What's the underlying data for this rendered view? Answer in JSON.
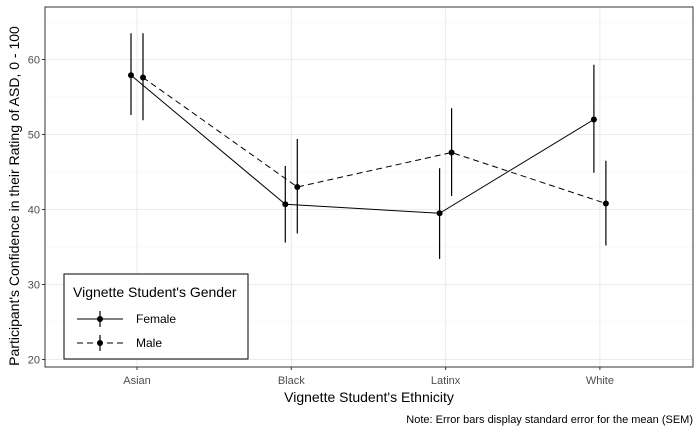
{
  "chart_data": {
    "type": "line",
    "xlabel": "Vignette Student's Ethnicity",
    "ylabel": "Participant's Confidence in their Rating of ASD, 0 - 100",
    "caption": "Note: Error bars display standard error for the mean (SEM)",
    "categories": [
      "Asian",
      "Black",
      "Latinx",
      "White"
    ],
    "ylim": [
      20,
      100
    ],
    "yticks": [
      20,
      30,
      40,
      50,
      60
    ],
    "grid": true,
    "legend": {
      "title": "Vignette Student's Gender",
      "position": "bottom-left"
    },
    "series": [
      {
        "name": "Female",
        "linestyle": "solid",
        "values": [
          57.9,
          40.7,
          39.5,
          52.0
        ],
        "error_low": [
          52.6,
          35.6,
          33.4,
          44.9
        ],
        "error_high": [
          63.5,
          45.8,
          45.5,
          59.3
        ]
      },
      {
        "name": "Male",
        "linestyle": "dashed",
        "values": [
          57.6,
          43.0,
          47.6,
          40.8
        ],
        "error_low": [
          51.9,
          36.8,
          41.8,
          35.2
        ],
        "error_high": [
          63.5,
          49.4,
          53.5,
          46.5
        ]
      }
    ]
  }
}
- - - - -
_Problem to solve_. Reproduce the listing exactly. Leave its pictures out.

_Problem solution_.
What's the underlying data for this rendered view? Answer in JSON.
{
  "chart_data": {
    "type": "line",
    "xlabel": "Vignette Student's Ethnicity",
    "ylabel": "Participant's Confidence in their Rating of ASD, 0 - 100",
    "caption": "Note: Error bars display standard error for the mean (SEM)",
    "categories": [
      "Asian",
      "Black",
      "Latinx",
      "White"
    ],
    "ylim": [
      20,
      100
    ],
    "yticks": [
      20,
      30,
      40,
      50,
      60
    ],
    "grid": true,
    "legend": {
      "title": "Vignette Student's Gender",
      "position": "bottom-left"
    },
    "series": [
      {
        "name": "Female",
        "linestyle": "solid",
        "values": [
          57.9,
          40.7,
          39.5,
          52.0
        ],
        "error_low": [
          52.6,
          35.6,
          33.4,
          44.9
        ],
        "error_high": [
          63.5,
          45.8,
          45.5,
          59.3
        ]
      },
      {
        "name": "Male",
        "linestyle": "dashed",
        "values": [
          57.6,
          43.0,
          47.6,
          40.8
        ],
        "error_low": [
          51.9,
          36.8,
          41.8,
          35.2
        ],
        "error_high": [
          63.5,
          49.4,
          53.5,
          46.5
        ]
      }
    ]
  }
}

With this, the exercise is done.